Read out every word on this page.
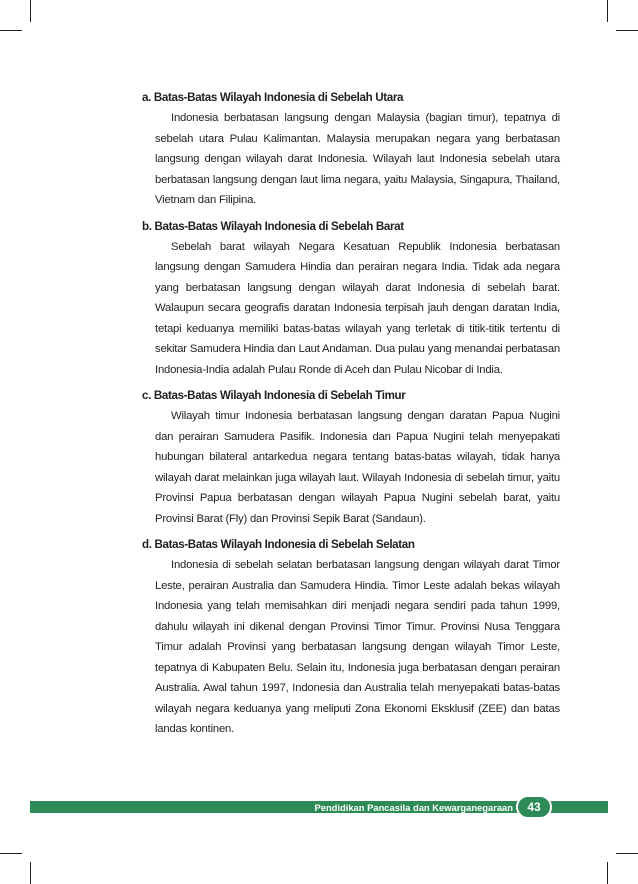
a. Batas-Batas Wilayah Indonesia di Sebelah Utara

Indonesia berbatasan langsung dengan Malaysia (bagian timur), tepatnya di sebelah utara Pulau Kalimantan. Malaysia merupakan negara yang berbatasan langsung dengan wilayah darat Indonesia. Wilayah laut Indonesia sebelah utara berbatasan langsung dengan laut lima negara, yaitu Malaysia, Singapura, Thailand, Vietnam dan Filipina.

b. Batas-Batas Wilayah Indonesia di Sebelah Barat

Sebelah barat wilayah Negara Kesatuan Republik Indonesia berbatasan langsung dengan Samudera Hindia dan perairan negara India. Tidak ada negara yang berbatasan langsung dengan wilayah darat Indonesia di sebelah barat. Walaupun secara geografis daratan Indonesia terpisah jauh dengan daratan India, tetapi keduanya memiliki batas-batas wilayah yang terletak di titik-titik tertentu di sekitar Samudera Hindia dan Laut Andaman. Dua pulau yang menandai perbatasan Indonesia-India adalah Pulau Ronde di Aceh dan Pulau Nicobar di India.

c. Batas-Batas Wilayah Indonesia di Sebelah Timur

Wilayah timur Indonesia berbatasan langsung dengan daratan Papua Nugini dan perairan Samudera Pasifik. Indonesia dan Papua Nugini telah menyepakati hubungan bilateral antarkedua negara tentang batas-batas wilayah, tidak hanya wilayah darat melainkan juga wilayah laut. Wilayah Indonesia di sebelah timur, yaitu Provinsi Papua berbatasan dengan wilayah Papua Nugini sebelah barat, yaitu Provinsi Barat (Fly) dan Provinsi Sepik Barat (Sandaun).

d. Batas-Batas Wilayah Indonesia di Sebelah Selatan

Indonesia di sebelah selatan berbatasan langsung dengan wilayah darat Timor Leste, perairan Australia dan Samudera Hindia. Timor Leste adalah bekas wilayah Indonesia yang telah memisahkan diri menjadi negara sendiri pada tahun 1999, dahulu wilayah ini dikenal dengan Provinsi Timor Timur. Provinsi Nusa Tenggara Timur adalah Provinsi yang berbatasan langsung dengan wilayah Timor Leste, tepatnya di Kabupaten Belu. Selain itu, Indonesia juga berbatasan dengan perairan Australia. Awal tahun 1997, Indonesia dan Australia telah menyepakati batas-batas wilayah negara keduanya yang meliputi Zona Ekonomi Eksklusif (ZEE) dan batas landas kontinen.

Pendidikan Pancasila dan Kewarganegaraan	43
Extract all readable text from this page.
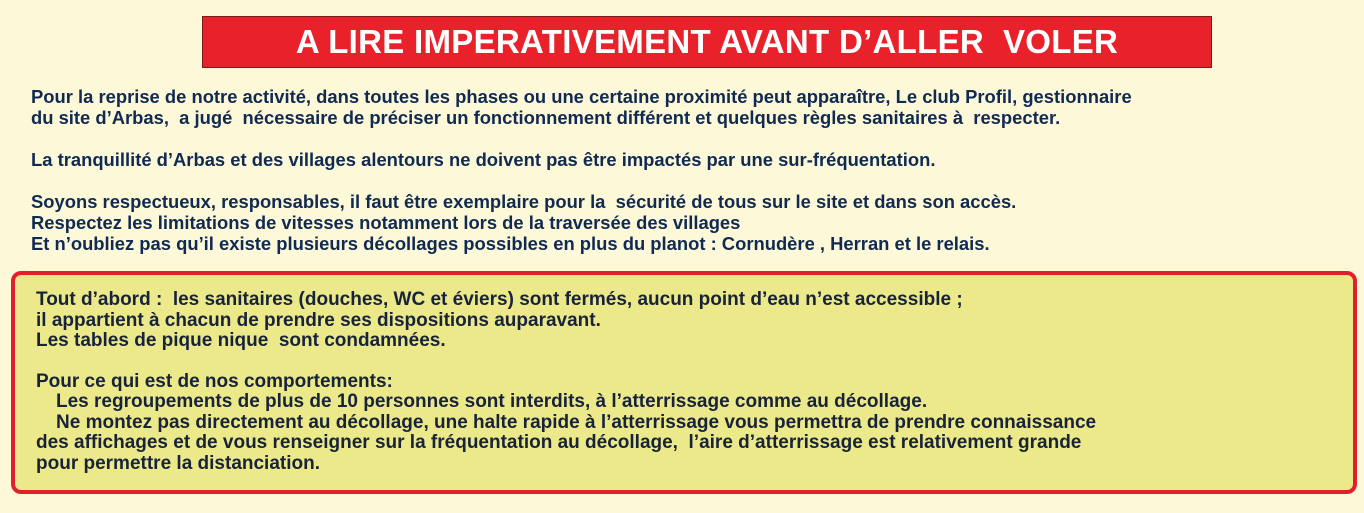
A LIRE IMPERATIVEMENT AVANT D’ALLER  VOLER

Pour la reprise de notre activité, dans toutes les phases ou une certaine proximité peut apparaître, Le club Profil, gestionnaire

du site d’Arbas,  a jugé  nécessaire de préciser un fonctionnement différent et quelques règles sanitaires à  respecter.

La tranquillité d’Arbas et des villages alentours ne doivent pas être impactés par une sur-fréquentation.

Soyons respectueux, responsables, il faut être exemplaire pour la  sécurité de tous sur le site et dans son accès.

Respectez les limitations de vitesses notamment lors de la traversée des villages

Et n’oubliez pas qu’il existe plusieurs décollages possibles en plus du planot : Cornudère , Herran et le relais.

Tout d’abord :  les sanitaires (douches, WC et éviers) sont fermés, aucun point d’eau n’est accessible ;

il appartient à chacun de prendre ses dispositions auparavant.

Les tables de pique nique  sont condamnées.

Pour ce qui est de nos comportements:

Les regroupements de plus de 10 personnes sont interdits, à l’atterrissage comme au décollage.

Ne montez pas directement au décollage, une halte rapide à l’atterrissage vous permettra de prendre connaissance

des affichages et de vous renseigner sur la fréquentation au décollage,  l’aire d’atterrissage est relativement grande

pour permettre la distanciation.
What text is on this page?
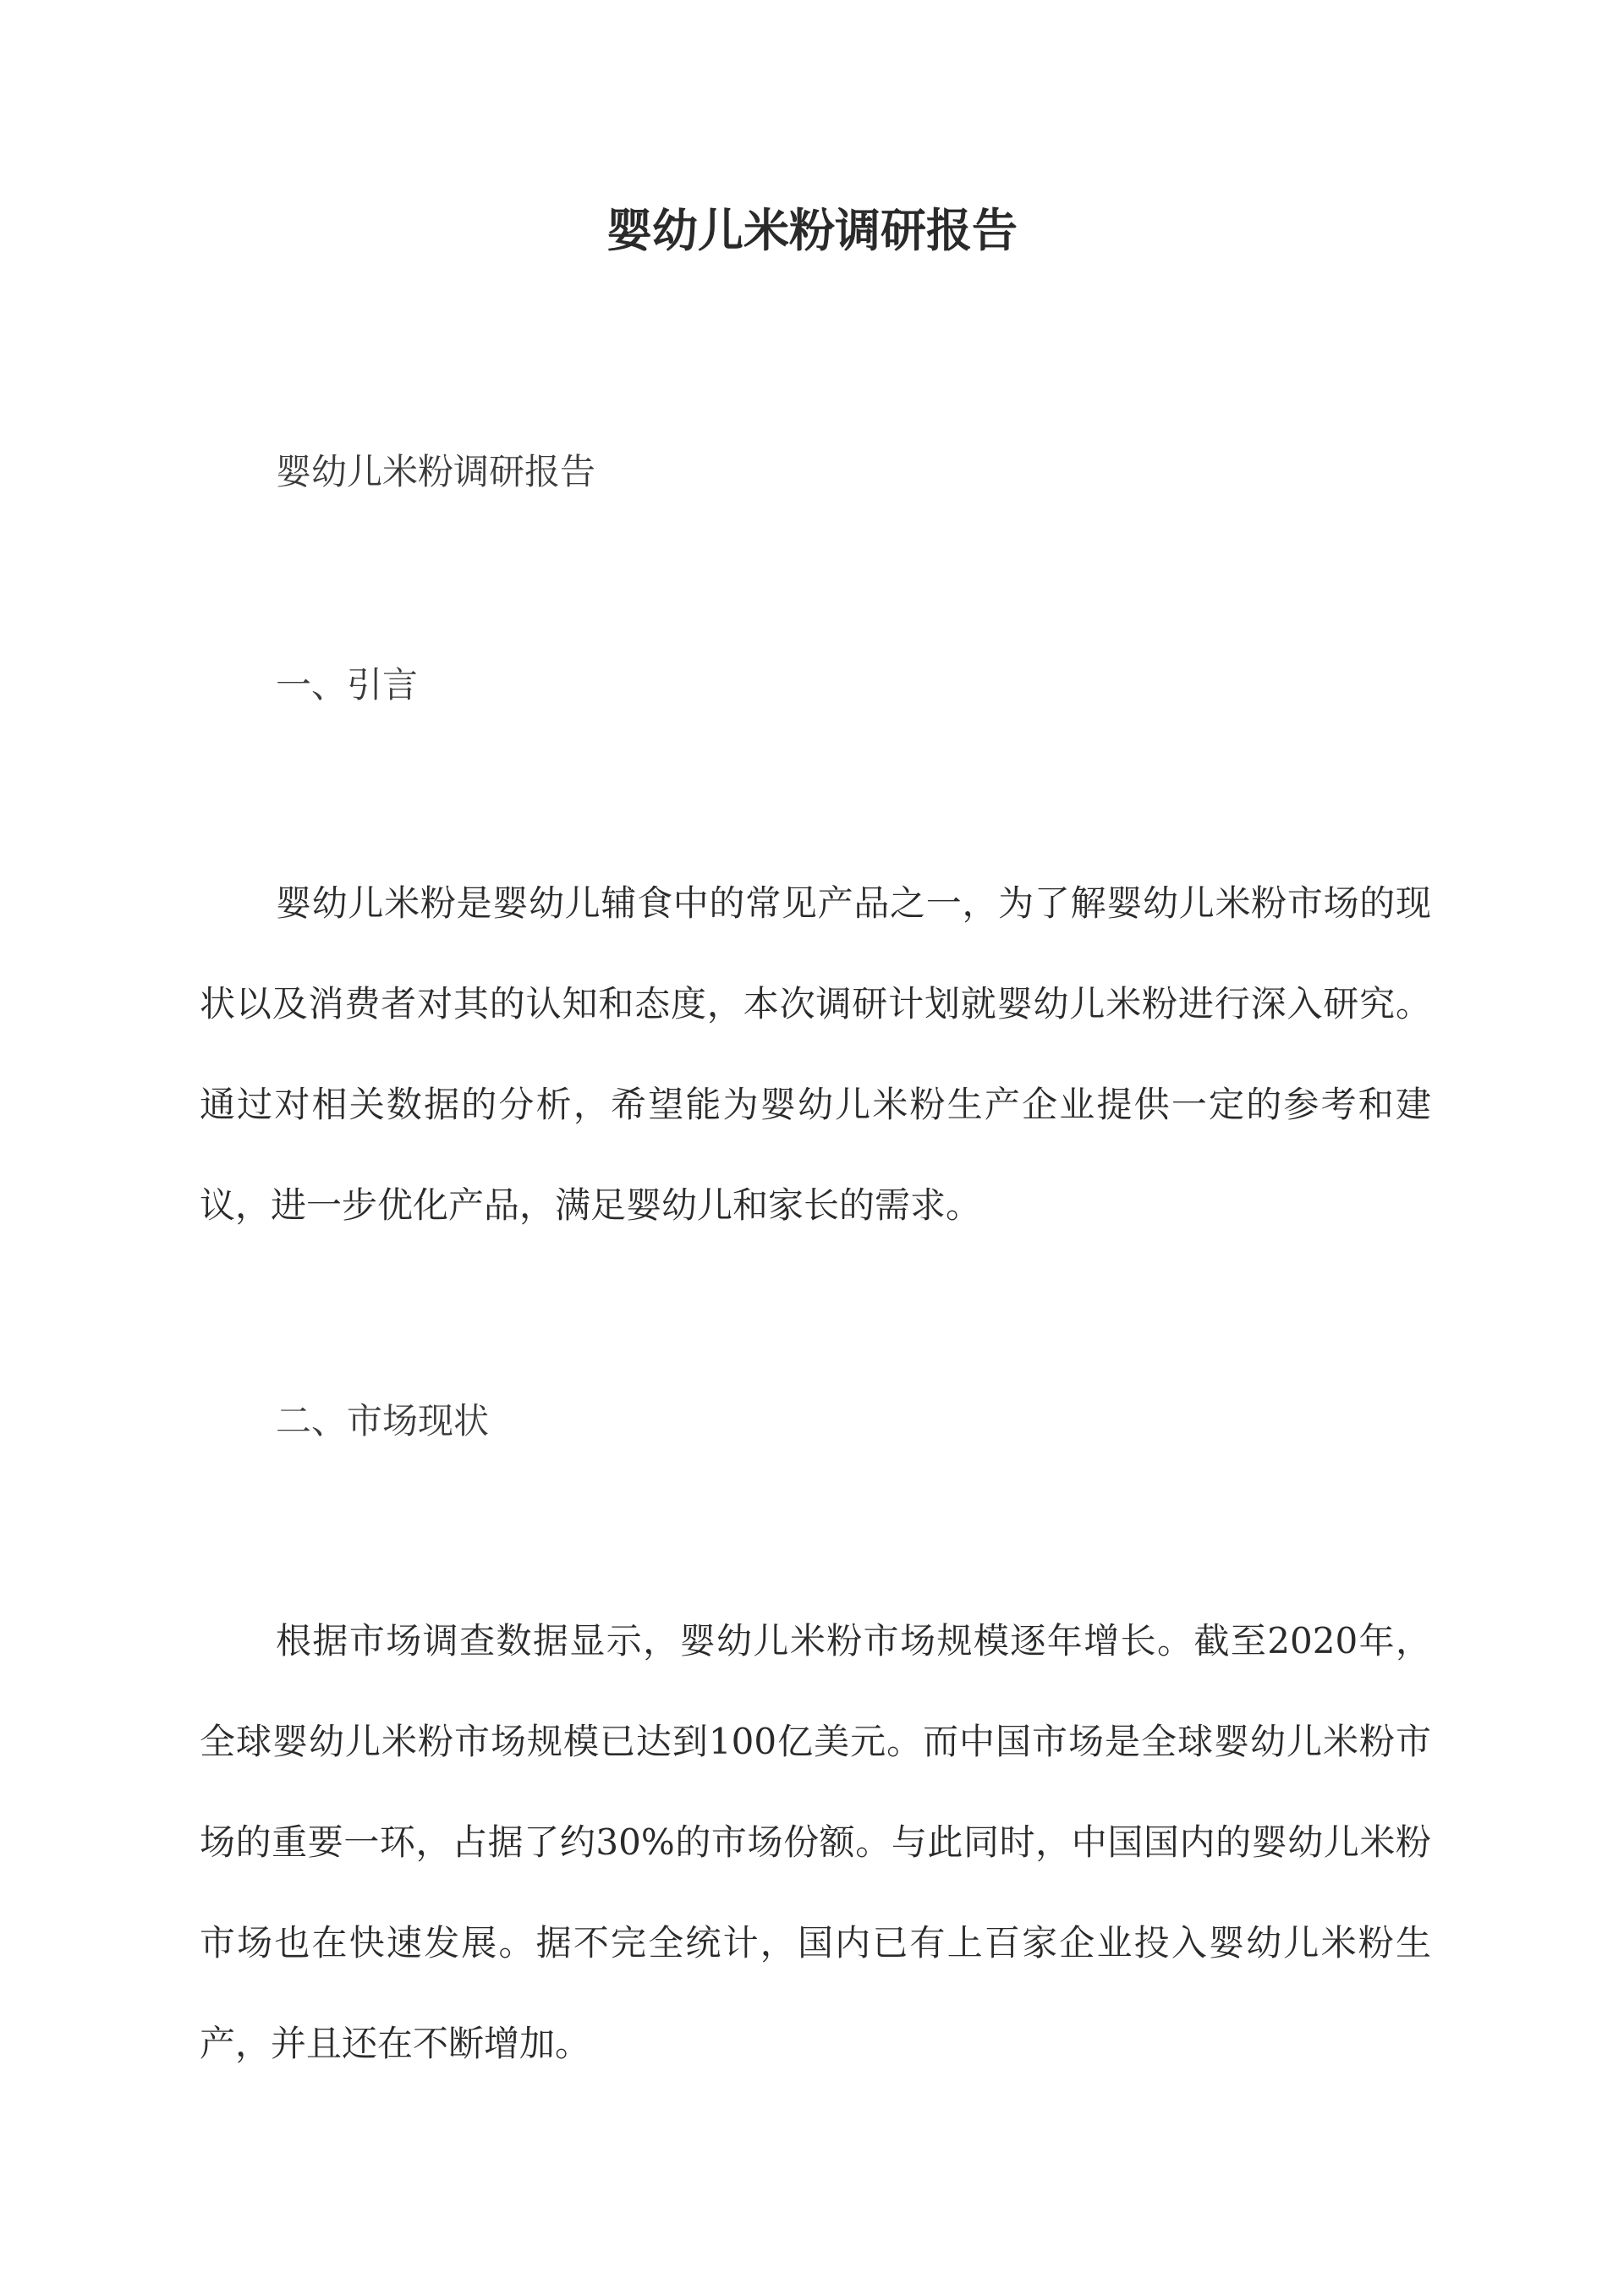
婴幼儿米粉调研报告
婴幼儿米粉调研报告
一、引言

婴幼儿米粉是婴幼儿辅食中的常见产品之一，为了解婴幼儿米粉市场的现状以及消费者对其的认知和态度，本次调研计划就婴幼儿米粉进行深入研究。通过对相关数据的分析，希望能为婴幼儿米粉生产企业提供一定的参考和建议，进一步优化产品，满足婴幼儿和家长的需求。

二、市场现状

根据市场调查数据显示，婴幼儿米粉市场规模逐年增长。截至2020年，全球婴幼儿米粉市场规模已达到100亿美元。而中国市场是全球婴幼儿米粉市场的重要一环，占据了约30%的市场份额。与此同时，中国国内的婴幼儿米粉市场也在快速发展。据不完全统计，国内已有上百家企业投入婴幼儿米粉生产，并且还在不断增加。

---------------

• [Task instructions] State, as a number only, how many lines in the entries include "vous".

• [Solution to the exercise] 2